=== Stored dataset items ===
╭──

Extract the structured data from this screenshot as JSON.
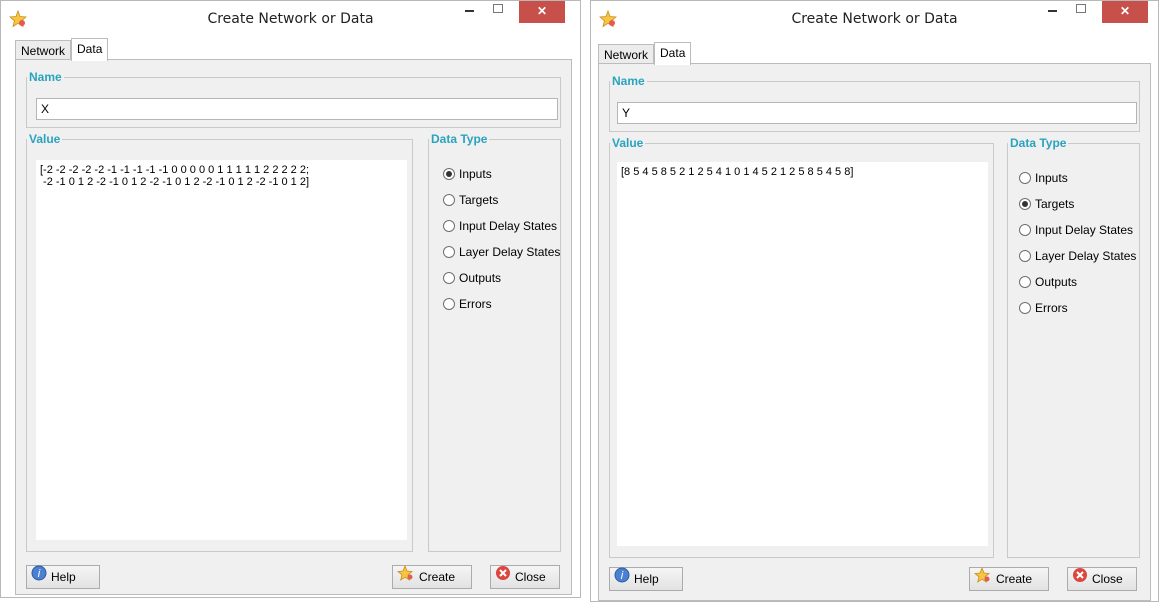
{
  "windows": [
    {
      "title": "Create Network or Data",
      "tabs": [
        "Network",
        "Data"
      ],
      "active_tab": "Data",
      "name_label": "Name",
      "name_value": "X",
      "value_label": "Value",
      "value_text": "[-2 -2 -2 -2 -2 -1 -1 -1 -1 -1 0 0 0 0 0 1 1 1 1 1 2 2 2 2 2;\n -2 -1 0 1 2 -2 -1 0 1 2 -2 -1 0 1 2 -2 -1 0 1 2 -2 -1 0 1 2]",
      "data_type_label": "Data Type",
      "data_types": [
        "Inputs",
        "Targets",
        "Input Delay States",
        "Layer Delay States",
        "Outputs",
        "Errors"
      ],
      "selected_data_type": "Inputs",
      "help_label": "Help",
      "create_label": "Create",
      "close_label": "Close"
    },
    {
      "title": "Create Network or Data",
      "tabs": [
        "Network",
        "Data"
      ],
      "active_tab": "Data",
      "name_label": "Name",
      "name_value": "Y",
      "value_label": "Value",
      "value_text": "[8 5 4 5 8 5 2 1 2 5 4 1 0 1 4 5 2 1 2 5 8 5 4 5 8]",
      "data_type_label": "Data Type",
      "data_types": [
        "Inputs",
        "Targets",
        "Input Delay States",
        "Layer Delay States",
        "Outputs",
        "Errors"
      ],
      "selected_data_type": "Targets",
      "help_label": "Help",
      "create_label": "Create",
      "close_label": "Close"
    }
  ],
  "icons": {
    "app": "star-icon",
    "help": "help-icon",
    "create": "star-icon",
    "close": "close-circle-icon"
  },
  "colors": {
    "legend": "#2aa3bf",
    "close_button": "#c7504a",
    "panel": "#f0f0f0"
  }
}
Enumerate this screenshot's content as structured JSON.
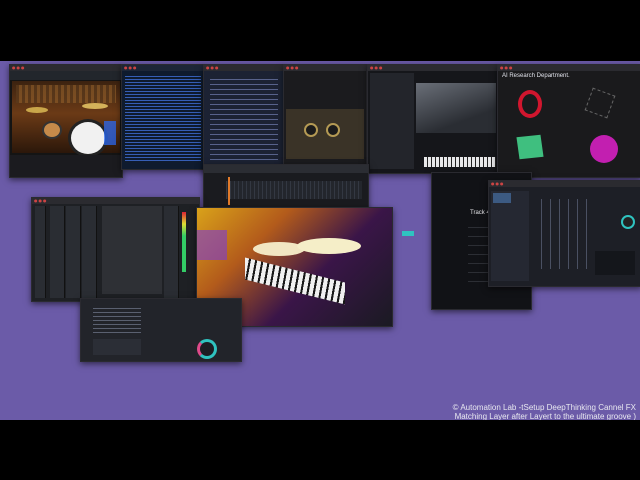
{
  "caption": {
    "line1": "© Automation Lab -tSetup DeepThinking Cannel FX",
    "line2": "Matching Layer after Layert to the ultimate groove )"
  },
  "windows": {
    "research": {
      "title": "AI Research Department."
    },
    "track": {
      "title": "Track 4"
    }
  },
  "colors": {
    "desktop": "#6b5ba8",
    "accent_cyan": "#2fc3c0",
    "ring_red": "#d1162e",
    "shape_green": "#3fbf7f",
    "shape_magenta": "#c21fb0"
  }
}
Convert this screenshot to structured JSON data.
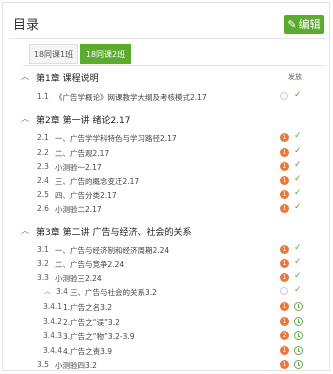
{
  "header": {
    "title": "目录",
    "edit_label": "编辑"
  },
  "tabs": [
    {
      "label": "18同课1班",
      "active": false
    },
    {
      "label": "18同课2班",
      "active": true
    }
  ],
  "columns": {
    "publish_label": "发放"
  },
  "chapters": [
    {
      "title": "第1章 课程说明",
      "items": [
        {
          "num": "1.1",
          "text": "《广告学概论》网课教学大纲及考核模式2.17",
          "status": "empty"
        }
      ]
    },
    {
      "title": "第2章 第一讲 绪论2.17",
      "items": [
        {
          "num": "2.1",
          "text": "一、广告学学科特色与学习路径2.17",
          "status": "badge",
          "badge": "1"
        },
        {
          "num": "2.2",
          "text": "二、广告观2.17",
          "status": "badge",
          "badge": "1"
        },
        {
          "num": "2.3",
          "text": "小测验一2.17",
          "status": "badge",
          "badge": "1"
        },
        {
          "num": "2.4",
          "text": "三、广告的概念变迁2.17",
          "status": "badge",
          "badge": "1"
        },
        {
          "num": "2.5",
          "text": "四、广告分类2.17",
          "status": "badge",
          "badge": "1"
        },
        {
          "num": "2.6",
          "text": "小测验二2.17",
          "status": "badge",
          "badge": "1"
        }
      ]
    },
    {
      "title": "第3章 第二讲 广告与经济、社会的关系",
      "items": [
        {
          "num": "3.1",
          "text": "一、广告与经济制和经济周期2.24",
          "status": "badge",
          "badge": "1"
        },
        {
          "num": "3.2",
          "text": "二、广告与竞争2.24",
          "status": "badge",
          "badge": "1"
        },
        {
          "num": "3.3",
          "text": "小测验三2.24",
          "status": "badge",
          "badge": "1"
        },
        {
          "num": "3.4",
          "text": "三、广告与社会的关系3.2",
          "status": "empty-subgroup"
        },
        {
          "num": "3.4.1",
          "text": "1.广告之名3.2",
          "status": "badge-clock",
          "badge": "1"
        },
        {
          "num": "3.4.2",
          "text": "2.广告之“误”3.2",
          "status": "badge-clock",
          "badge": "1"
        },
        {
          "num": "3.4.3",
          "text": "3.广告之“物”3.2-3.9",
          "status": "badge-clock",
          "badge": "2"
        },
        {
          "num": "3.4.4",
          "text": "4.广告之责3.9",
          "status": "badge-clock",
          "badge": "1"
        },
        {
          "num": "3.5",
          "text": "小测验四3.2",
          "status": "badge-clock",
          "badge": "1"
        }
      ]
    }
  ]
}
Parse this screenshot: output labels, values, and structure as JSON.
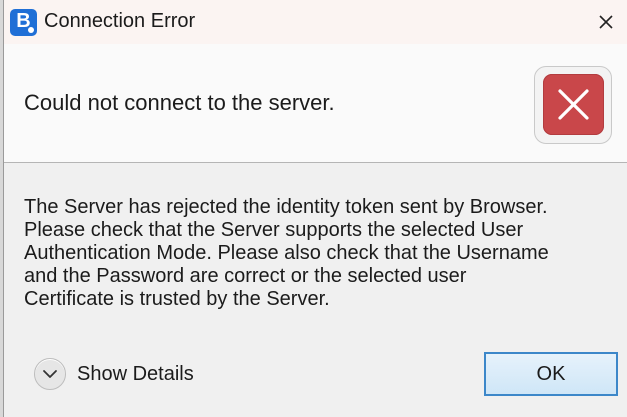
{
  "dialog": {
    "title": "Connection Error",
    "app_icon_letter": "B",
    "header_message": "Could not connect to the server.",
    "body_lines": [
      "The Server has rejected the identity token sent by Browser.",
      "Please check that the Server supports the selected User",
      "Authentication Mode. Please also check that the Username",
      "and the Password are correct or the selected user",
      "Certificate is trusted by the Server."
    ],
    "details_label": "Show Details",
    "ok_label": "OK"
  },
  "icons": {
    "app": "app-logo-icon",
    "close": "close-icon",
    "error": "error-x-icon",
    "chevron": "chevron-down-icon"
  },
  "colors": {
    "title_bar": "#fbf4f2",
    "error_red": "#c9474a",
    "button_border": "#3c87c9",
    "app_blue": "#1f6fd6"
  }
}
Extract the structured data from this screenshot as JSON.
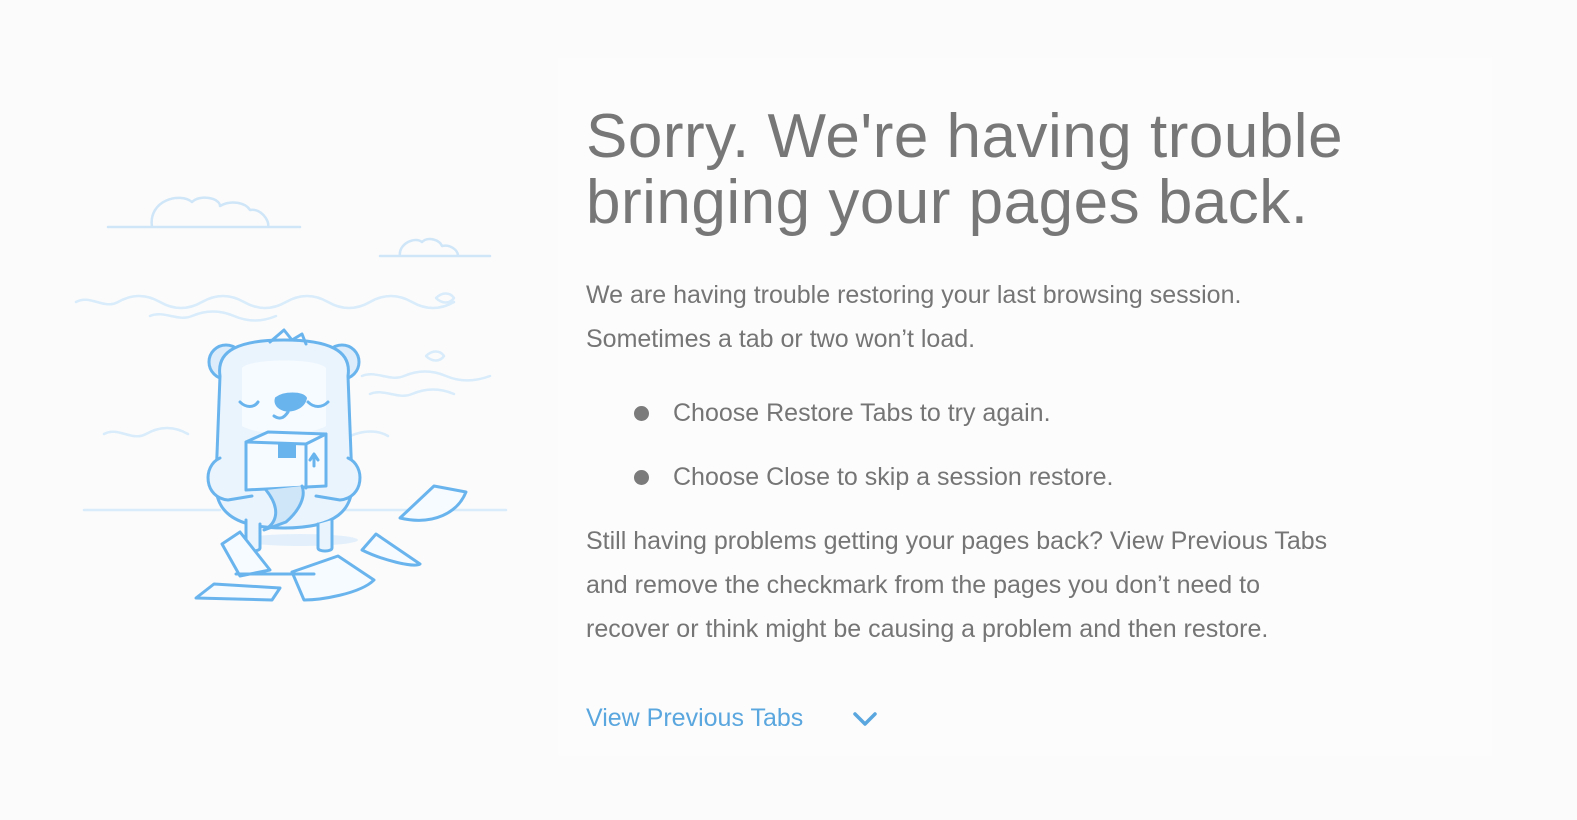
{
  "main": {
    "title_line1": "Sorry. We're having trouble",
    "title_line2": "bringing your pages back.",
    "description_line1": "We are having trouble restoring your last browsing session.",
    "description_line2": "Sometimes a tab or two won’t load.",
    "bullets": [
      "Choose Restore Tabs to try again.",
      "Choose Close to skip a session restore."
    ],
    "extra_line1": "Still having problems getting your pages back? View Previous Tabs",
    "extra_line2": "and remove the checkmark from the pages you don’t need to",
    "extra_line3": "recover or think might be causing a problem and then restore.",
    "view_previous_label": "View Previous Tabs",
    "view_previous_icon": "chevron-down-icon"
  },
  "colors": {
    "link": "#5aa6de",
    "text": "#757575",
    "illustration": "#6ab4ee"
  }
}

╰──

=== Work to do ===
Where a line holds "trouble", copy that line.

=== Result of the task ===
    "title_line1": "Sorry. We're having trouble",
    "description_line1": "We are having trouble restoring your last browsing session.",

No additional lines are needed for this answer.